Input material:
****************************************
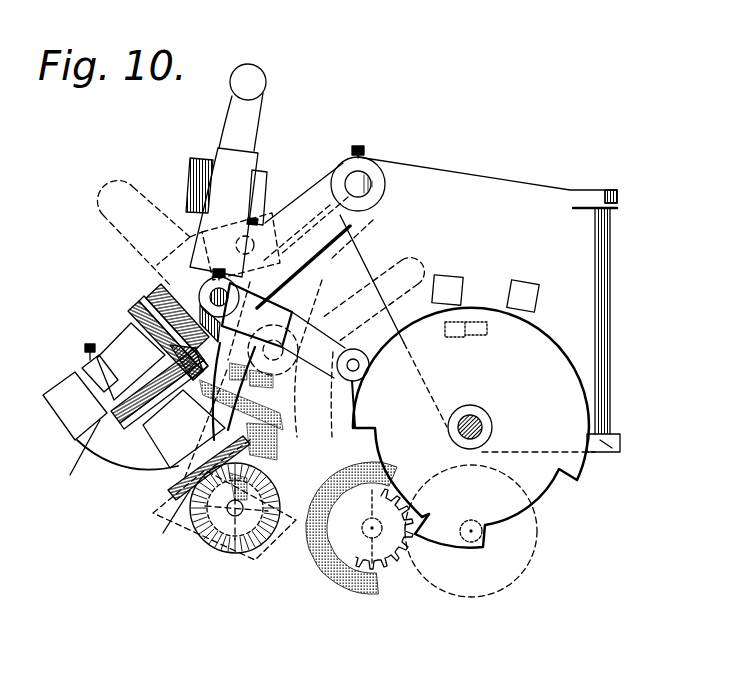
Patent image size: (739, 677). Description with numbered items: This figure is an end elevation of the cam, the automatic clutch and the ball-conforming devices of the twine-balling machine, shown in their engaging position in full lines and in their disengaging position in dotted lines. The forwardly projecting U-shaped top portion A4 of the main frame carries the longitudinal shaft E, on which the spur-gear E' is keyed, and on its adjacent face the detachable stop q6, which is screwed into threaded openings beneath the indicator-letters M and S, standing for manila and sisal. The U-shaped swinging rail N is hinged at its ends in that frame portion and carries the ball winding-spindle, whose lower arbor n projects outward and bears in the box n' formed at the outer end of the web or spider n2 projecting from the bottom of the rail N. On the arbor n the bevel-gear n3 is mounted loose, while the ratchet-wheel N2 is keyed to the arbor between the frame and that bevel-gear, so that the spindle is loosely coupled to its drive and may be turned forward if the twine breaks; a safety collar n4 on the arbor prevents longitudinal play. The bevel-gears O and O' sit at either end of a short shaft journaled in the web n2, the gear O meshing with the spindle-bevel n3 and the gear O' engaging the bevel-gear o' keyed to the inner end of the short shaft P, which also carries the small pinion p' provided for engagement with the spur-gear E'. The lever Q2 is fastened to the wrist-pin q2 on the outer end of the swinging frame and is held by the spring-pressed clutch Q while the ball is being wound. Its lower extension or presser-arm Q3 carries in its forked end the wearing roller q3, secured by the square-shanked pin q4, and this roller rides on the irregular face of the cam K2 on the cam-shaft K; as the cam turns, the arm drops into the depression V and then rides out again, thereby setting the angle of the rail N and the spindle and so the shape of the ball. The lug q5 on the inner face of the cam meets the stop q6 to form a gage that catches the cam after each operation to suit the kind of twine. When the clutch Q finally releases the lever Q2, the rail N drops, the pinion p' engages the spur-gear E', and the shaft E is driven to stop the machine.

The clutch-lever Q2 is at (240, 252).
The clutch Q is at (190, 176).
The U-shape top portion of main frame A4 is at (489, 304).
The swinging rail N is at (303, 263).
The notched disk K2 is at (471, 428).
The pawl lever V is at (392, 472).
The disk shaft K is at (492, 429).
The stop or lug q5 is at (486, 331).
The detachable stop q6 is at (452, 337).
The indicator-letter M is at (447, 290).
The indicator-letter S is at (523, 296).
The longitudinal shaft E is at (482, 531).
The spur-gear E' is at (399, 566).
The pinion p' is at (351, 543).
The short longitudinal shaft P is at (233, 510).
The bevel-gear o' is at (247, 535).
The bevel-gear O' is at (169, 525).
The ratchet-wheel N2 is at (163, 300).
The wrist-pin q2 is at (217, 299).
The extension-arm Q3 is at (318, 353).
The wearing roller q3 is at (369, 372).
The square-shanked pin q4 is at (349, 404).
The bevel-gear n3 is at (139, 305).
The safety collar n4 is at (131, 361).
The spindle-arbor n is at (75, 367).
The box n' is at (75, 406).
The bevel-gear O is at (76, 459).
The web or spider n2 is at (127, 452).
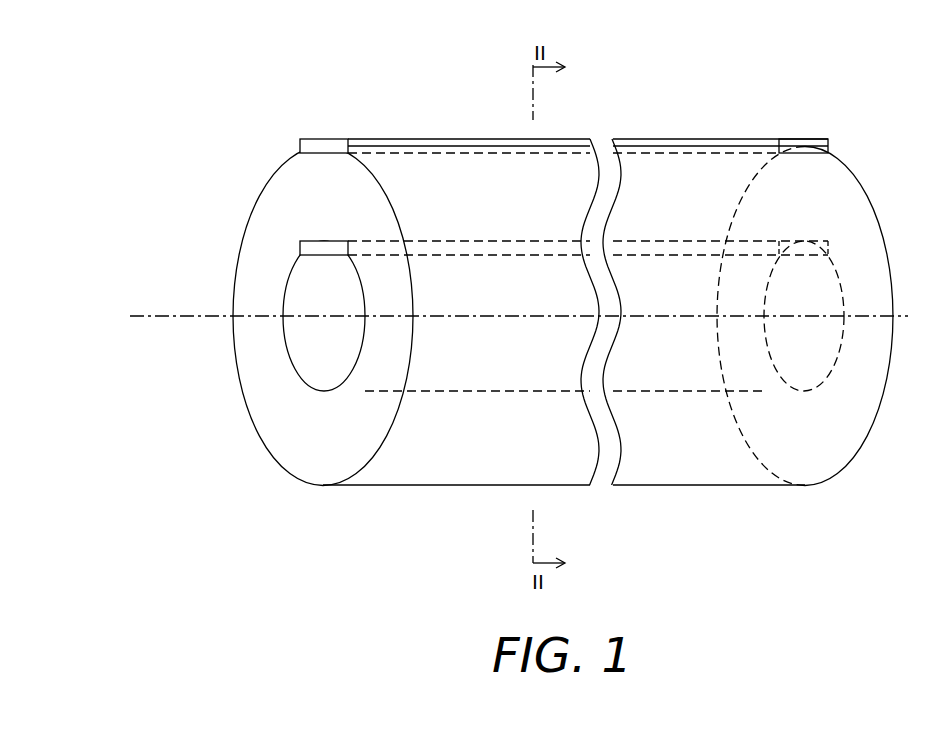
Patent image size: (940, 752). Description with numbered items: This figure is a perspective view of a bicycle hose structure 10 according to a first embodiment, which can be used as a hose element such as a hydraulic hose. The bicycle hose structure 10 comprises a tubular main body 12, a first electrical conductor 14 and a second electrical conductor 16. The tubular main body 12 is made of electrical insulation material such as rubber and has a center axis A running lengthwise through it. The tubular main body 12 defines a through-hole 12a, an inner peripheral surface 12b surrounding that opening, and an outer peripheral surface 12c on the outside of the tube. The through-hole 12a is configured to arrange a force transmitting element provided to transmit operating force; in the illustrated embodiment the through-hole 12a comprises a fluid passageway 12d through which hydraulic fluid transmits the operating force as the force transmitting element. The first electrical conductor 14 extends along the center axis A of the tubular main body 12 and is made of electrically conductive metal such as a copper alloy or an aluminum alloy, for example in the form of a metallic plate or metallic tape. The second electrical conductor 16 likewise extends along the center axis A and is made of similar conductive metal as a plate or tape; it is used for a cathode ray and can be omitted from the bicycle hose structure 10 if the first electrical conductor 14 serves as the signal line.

The bicycle hose structure 10 is at (538, 263).
The tubular main body 12 is at (538, 284).
The through-hole 12a is at (306, 330).
The inner peripheral surface 12b is at (320, 277).
The outer peripheral surface 12c is at (459, 188).
The fluid passageway 12d is at (275, 316).
The first electrical conductor 14 is at (320, 248).
The second electrical conductor 16 is at (328, 147).
The center axis A is at (178, 315).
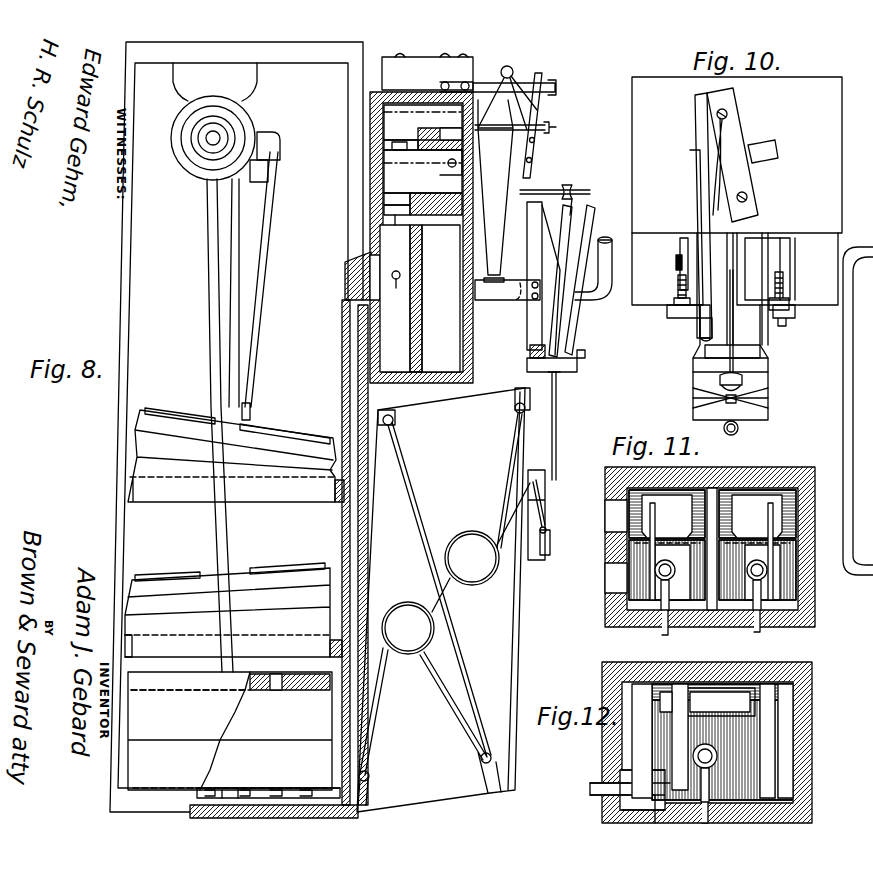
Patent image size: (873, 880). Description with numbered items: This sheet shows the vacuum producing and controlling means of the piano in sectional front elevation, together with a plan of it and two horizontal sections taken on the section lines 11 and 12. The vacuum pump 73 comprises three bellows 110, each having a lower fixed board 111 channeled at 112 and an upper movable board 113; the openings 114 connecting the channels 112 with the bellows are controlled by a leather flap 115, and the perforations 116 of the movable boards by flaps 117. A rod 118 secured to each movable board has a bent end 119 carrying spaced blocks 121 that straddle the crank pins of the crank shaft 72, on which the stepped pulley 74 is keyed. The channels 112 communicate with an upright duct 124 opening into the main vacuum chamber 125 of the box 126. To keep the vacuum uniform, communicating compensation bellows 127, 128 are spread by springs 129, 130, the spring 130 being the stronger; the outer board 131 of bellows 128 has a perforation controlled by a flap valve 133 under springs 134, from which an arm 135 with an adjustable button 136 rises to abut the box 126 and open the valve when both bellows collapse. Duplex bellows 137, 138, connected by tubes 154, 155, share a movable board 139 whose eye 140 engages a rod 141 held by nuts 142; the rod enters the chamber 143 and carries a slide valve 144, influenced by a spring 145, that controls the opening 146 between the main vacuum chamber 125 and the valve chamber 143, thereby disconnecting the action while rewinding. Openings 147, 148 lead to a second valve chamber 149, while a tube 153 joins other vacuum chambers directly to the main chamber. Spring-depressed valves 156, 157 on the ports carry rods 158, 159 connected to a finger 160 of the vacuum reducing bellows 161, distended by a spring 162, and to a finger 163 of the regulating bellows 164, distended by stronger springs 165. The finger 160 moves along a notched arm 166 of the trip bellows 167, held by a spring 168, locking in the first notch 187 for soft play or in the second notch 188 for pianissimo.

In FIG. 8, the section line 11— 11 is at (372, 106).
In FIG. 8, the section line 12— 12 is at (372, 165).
In FIG. 8, the crank shaft 72 is at (210, 148).
In FIG. 8, the vacuum pump 73 is at (236, 427).
In FIG. 8, the stepped pulley 74 is at (232, 126).
In FIG. 8, the bellows 110 is at (230, 600).
In FIG. 8, the lower fixed board 111 is at (133, 644).
In FIG. 8, the channel 112 is at (337, 502).
In FIG. 8, the upper movable board 113 is at (238, 697).
In FIG. 8, the opening 114 is at (245, 795).
In FIG. 8, the leather flap 115 is at (212, 790).
In FIG. 8, the perforation 116 is at (282, 690).
In FIG. 8, the flap 117 is at (300, 420).
In FIG. 8, the rod 118 is at (218, 322).
In FIG. 10, the rod 118 is at (853, 394).
In FIG. 8, the bent end (arm) 119 is at (281, 133).
In FIG. 8, the spaced blocks 121 is at (262, 162).
In FIG. 8, the upright duct 124 is at (345, 352).
In FIG. 8, the main vacuum chamber 125 is at (399, 320).
In FIG. 8, the box 126 is at (432, 384).
In FIG. 10, the box 126 is at (737, 191).
In FIG. 11, the box 126 is at (805, 556).
In FIG. 12, the box 126 is at (808, 705).
In FIG. 8, the compensation bellows 127 is at (419, 724).
In FIG. 8, the compensation bellows 128 is at (443, 600).
In FIG. 8, the spring 129 is at (398, 655).
In FIG. 8, the spring 130 is at (466, 592).
In FIG. 8, the outer board 131 is at (514, 627).
In FIG. 8, the flap valve 133 is at (528, 486).
In FIG. 8, the springs 134 is at (546, 512).
In FIG. 8, the arm 135 is at (557, 393).
In FIG. 8, the adjustable button 136 is at (530, 352).
In FIG. 8, the bellows 137 is at (578, 303).
In FIG. 10, the bellows 137 is at (700, 397).
In FIG. 8, the bellows 138 is at (527, 318).
In FIG. 10, the bellows 138 is at (758, 364).
In FIG. 8, the common movable board 139 is at (568, 330).
In FIG. 10, the common movable board 139 is at (700, 380).
In FIG. 8, the eye 140 is at (576, 185).
In FIG. 10, the eye 140 is at (740, 395).
In FIG. 8, the rod 141 is at (588, 193).
In FIG. 10, the rod 141 is at (735, 362).
In FIG. 12, the rod 141 is at (710, 786).
In FIG. 8, the nuts 142 is at (580, 188).
In FIG. 10, the nuts 142 is at (726, 398).
In FIG. 8, the valve chamber 143 is at (423, 182).
In FIG. 12, the valve chamber 143 is at (632, 699).
In FIG. 8, the slide valve 144 is at (384, 208).
In FIG. 12, the slide valve 144 is at (738, 745).
In FIG. 8, the spring 145 is at (384, 198).
In FIG. 12, the spring 145 is at (675, 742).
In FIG. 8, the opening 146 is at (400, 222).
In FIG. 12, the opening 146 is at (718, 702).
In FIG. 8, the opening (port) 147 is at (384, 150).
In FIG. 11, the opening (port) 147 is at (667, 547).
In FIG. 11, the opening (port) 148 is at (757, 547).
In FIG. 8, the second valve chamber 149 is at (423, 127).
In FIG. 11, the second valve chamber 149 is at (803, 512).
In FIG. 8, the tube 153 is at (399, 289).
In FIG. 8, the tube 154 is at (595, 280).
In FIG. 8, the tube 155 is at (507, 289).
In FIG. 8, the spring-depressed valve 156 is at (384, 142).
In FIG. 11, the spring-depressed valve 156 is at (640, 585).
In FIG. 11, the spring-depressed valve 157 is at (782, 585).
In FIG. 8, the rod 158 is at (545, 127).
In FIG. 10, the rod 158 is at (678, 289).
In FIG. 11, the rod 158 is at (668, 625).
In FIG. 10, the rod 159 is at (786, 292).
In FIG. 11, the rod 159 is at (760, 630).
In FIG. 8, the finger 160 is at (540, 107).
In FIG. 10, the finger 160 is at (697, 322).
In FIG. 8, the vacuum reducing bellows 161 is at (498, 187).
In FIG. 10, the vacuum reducing bellows 161 is at (662, 264).
In FIG. 8, the spring 162 is at (508, 66).
In FIG. 10, the spring 162 is at (678, 242).
In FIG. 10, the finger 163 is at (795, 318).
In FIG. 10, the regulating bellows 164 is at (806, 269).
In FIG. 10, the springs 165 is at (785, 263).
In FIG. 8, the notched arm 166 is at (556, 90).
In FIG. 10, the notched arm 166 is at (700, 328).
In FIG. 8, the trip bellows 167 is at (427, 73).
In FIG. 10, the trip bellows 167 is at (725, 192).
In FIG. 8, the spring 168 is at (431, 46).
In FIG. 10, the spring 168 is at (708, 145).
In FIG. 8, the first notch 187 is at (515, 80).
In FIG. 10, the first notch 187 is at (690, 316).
In FIG. 8, the second notch (shoulder) 188 is at (470, 80).
In FIG. 10, the second notch (shoulder) 188 is at (688, 272).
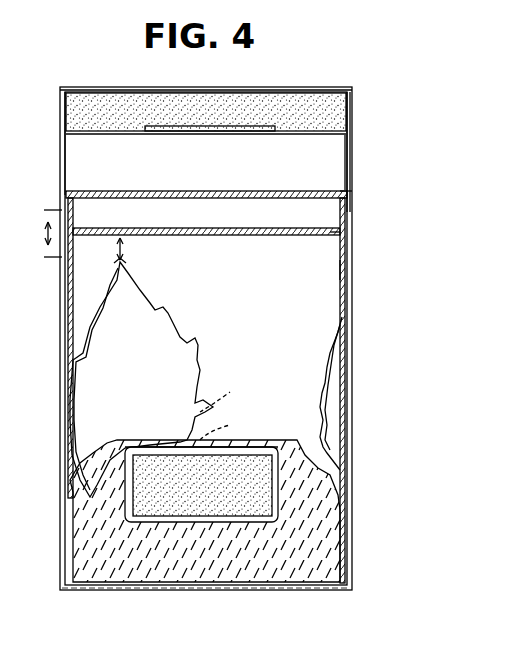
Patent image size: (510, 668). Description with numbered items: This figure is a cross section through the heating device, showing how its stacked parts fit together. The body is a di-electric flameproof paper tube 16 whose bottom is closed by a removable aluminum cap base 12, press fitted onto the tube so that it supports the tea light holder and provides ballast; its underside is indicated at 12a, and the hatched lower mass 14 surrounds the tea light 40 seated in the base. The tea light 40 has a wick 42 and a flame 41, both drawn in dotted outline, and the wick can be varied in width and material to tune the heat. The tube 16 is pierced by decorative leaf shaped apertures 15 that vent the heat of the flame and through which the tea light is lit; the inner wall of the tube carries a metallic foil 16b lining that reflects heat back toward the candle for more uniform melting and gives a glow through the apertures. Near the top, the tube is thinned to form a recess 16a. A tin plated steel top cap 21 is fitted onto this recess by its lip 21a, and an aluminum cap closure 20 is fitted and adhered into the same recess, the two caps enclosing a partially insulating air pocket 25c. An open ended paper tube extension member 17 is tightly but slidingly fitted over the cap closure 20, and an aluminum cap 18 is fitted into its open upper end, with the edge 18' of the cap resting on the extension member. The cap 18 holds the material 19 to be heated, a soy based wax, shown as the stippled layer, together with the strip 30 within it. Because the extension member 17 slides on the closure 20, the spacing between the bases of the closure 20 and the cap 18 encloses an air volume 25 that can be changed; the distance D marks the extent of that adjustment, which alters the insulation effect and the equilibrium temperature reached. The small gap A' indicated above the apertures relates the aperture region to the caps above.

The aluminum cap base 12 is at (350, 552).
The container bottom 12a is at (212, 590).
The base filling 14 is at (332, 510).
The leaf shaped apertures 15 is at (135, 375).
The paper tube 16 is at (343, 298).
The thinned recess 16a is at (335, 232).
The metallic foil 16b is at (330, 287).
The tube extension member 17 is at (352, 160).
The cap 18 is at (223, 136).
The lid rim 18' is at (77, 121).
The material to be heated 19 is at (298, 105).
The top cap aluminum closure 20 is at (275, 192).
The top cap tin 21 is at (253, 237).
The lip 21a is at (350, 197).
The air volume 25 is at (225, 168).
The air pocket 25c is at (220, 221).
The vent strip 30 is at (188, 127).
The tea light 40 is at (250, 490).
The flame 41 is at (236, 390).
The wick 42 is at (232, 424).
The distance D is at (42, 233).
The gap dimension A' is at (124, 250).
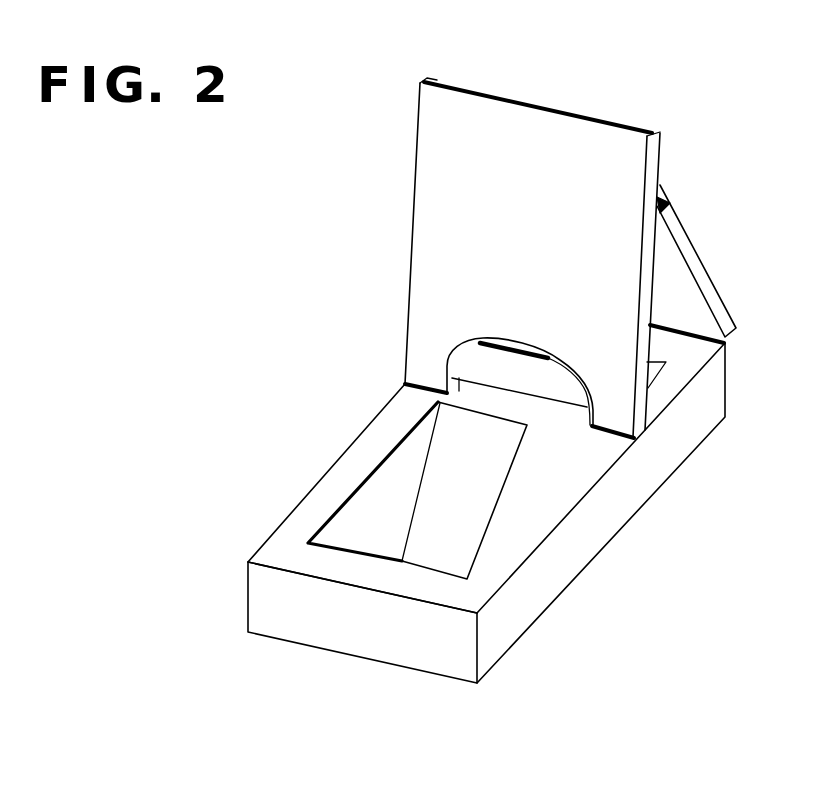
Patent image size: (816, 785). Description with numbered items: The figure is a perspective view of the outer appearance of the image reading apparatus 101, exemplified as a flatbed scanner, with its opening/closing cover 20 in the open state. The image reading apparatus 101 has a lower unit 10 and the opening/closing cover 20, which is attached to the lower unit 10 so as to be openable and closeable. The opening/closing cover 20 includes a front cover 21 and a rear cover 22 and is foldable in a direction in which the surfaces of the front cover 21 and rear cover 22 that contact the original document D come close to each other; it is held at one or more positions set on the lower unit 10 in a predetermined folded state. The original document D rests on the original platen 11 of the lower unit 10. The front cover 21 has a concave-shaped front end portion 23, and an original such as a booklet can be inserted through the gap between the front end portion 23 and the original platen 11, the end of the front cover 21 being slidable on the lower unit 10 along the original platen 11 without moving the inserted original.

The image reading apparatus 101 is at (652, 54).
The lower unit 10 is at (408, 648).
The original platen 11 is at (467, 540).
The original document D is at (360, 510).
The opening/closing cover 20 is at (550, 109).
The front cover 21 is at (433, 218).
The rear cover 22 is at (685, 248).
The concave-shaped front end portion 23 is at (565, 405).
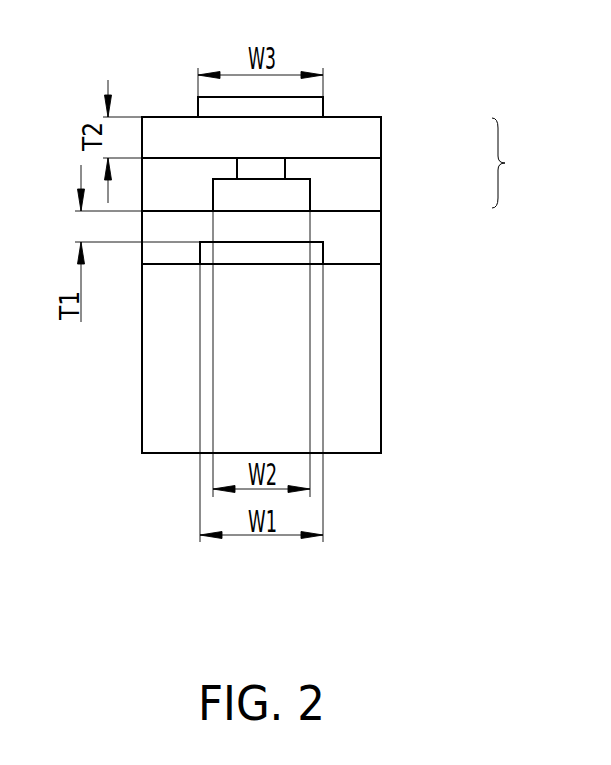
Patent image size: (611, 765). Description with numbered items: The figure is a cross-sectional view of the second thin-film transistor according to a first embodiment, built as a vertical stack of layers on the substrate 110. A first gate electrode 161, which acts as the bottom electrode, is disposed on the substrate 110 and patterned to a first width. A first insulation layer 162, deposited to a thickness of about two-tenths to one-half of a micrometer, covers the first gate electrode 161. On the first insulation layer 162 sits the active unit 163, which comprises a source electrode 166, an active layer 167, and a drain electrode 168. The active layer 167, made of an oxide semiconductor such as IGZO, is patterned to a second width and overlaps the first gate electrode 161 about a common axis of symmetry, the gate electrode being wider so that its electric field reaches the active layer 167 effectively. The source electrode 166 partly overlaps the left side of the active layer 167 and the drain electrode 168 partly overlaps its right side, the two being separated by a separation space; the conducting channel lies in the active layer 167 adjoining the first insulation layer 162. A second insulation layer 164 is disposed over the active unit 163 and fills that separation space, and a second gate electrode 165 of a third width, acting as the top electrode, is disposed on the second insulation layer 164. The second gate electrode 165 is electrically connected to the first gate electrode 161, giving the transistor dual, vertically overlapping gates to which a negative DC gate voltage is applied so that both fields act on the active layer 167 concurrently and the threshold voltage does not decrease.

The substrate 110 is at (363, 360).
The first gate electrode 161 is at (305, 253).
The first insulation layer 162 is at (362, 243).
The active unit 163 is at (527, 163).
The second insulation layer 164 is at (190, 128).
The second gate electrode 165 is at (315, 108).
The source electrode 166 is at (228, 172).
The active layer 167 is at (282, 190).
The drain electrode 168 is at (363, 207).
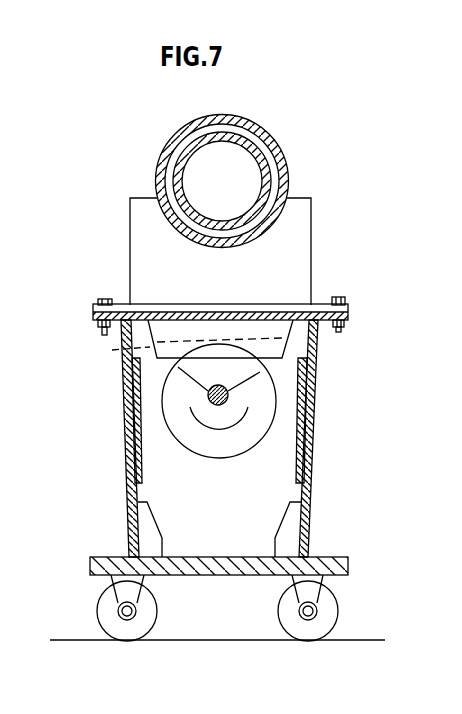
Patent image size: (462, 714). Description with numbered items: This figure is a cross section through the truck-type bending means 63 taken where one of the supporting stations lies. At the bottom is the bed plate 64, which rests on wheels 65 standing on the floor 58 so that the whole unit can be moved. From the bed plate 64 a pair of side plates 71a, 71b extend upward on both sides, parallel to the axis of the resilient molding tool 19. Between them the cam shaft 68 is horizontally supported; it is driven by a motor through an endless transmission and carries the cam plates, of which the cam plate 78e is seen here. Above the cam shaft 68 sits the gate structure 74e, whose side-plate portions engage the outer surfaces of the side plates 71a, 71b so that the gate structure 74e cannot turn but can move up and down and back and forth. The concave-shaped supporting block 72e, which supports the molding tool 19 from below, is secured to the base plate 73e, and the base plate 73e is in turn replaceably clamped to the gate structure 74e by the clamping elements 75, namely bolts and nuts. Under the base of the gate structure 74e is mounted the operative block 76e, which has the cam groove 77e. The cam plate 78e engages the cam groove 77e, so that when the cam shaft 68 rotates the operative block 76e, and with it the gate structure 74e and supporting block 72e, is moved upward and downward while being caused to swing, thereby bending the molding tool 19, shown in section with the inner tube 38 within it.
****************************************
Substitute "desktop scanner" for "flatbed scanner" in the lines from the line with "Patent image size: (816, 785)." up to and including the line with "The concave-shaped front", and give only those lines with nothing else changed.

Exercise answer:
Patent image size: (816, 785). Description with numbered items: The figure is a perspective view of the outer appearance of the image reading apparatus 101, exemplified as a desktop scanner, with its opening/closing cover 20 in the open state. The image reading apparatus 101 has a lower unit 10 and the opening/closing cover 20, which is attached to the lower unit 10 so as to be openable and closeable. The opening/closing cover 20 includes a front cover 21 and a rear cover 22 and is foldable in a direction in which the surfaces of the front cover 21 and rear cover 22 that contact the original document D come close to each other; it is held at one or more positions set on the lower unit 10 in a predetermined folded state. The original document D rests on the original platen 11 of the lower unit 10. The front cover 21 has a concave-shaped front end portion 23, and an original such as a booklet can be inserted through the gap between the front end portion 23 and the original platen 11, the end of the front cover 21 being slidable on the lower unit 10 along the original platen 11 without moving the inserted original.

The image reading apparatus 101 is at (652, 54).
The lower unit 10 is at (408, 648).
The original platen 11 is at (467, 540).
The original document D is at (360, 510).
The opening/closing cover 20 is at (550, 109).
The front cover 21 is at (433, 218).
The rear cover 22 is at (685, 248).
The concave-shaped front end portion 23 is at (565, 405).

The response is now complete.